↓
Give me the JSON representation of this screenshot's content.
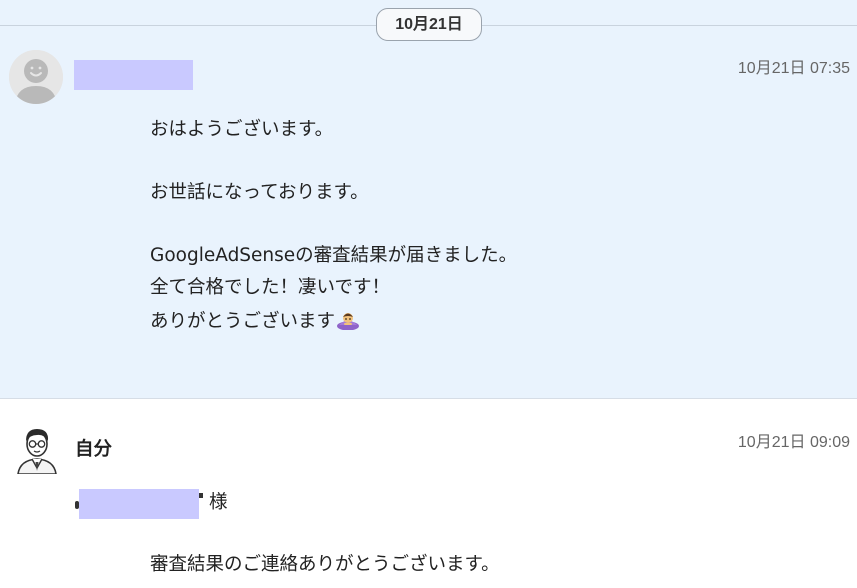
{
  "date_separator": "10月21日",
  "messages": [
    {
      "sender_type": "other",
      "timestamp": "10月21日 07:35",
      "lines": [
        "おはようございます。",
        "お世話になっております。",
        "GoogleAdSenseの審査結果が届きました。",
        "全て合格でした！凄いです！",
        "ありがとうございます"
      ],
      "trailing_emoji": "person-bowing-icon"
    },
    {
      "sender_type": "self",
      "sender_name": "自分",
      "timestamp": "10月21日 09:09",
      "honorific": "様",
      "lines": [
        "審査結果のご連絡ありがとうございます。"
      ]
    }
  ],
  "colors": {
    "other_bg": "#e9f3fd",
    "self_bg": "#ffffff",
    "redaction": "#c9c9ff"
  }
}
↑
↓
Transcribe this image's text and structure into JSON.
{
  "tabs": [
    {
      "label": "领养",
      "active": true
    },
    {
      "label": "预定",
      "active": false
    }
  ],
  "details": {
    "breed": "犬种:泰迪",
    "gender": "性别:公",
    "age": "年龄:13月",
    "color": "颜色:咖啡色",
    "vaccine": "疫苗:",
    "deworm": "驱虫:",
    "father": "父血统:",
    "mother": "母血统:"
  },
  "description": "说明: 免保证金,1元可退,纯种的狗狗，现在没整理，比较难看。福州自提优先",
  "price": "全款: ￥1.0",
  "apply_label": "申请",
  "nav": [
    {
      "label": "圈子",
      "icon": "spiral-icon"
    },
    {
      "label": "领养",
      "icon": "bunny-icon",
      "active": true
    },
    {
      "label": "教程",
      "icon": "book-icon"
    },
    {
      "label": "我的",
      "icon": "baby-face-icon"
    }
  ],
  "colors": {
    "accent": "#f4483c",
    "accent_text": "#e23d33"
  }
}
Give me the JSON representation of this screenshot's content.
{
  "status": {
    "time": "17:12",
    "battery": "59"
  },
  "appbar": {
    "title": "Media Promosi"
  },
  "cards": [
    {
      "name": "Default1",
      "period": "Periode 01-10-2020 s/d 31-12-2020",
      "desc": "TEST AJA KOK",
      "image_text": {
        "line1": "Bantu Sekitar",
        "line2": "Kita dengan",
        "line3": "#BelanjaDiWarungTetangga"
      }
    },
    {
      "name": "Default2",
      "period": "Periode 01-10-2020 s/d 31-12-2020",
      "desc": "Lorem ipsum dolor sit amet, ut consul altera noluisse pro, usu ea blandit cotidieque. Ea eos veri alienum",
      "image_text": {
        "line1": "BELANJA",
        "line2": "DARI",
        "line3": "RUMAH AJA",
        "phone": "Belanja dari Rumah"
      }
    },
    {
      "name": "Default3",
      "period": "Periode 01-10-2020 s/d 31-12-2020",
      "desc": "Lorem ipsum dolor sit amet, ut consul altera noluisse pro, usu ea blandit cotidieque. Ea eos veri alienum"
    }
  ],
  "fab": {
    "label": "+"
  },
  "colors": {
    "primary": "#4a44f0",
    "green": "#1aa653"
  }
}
↑
What is required> Identify every line above that includes the word "icon", and show those lines.

Response to this exercise>
      "trailing_emoji": "person-bowing-icon"
      "icon": "spiral-icon"
      "icon": "bunny-icon",
      "icon": "book-icon"
      "icon": "baby-face-icon"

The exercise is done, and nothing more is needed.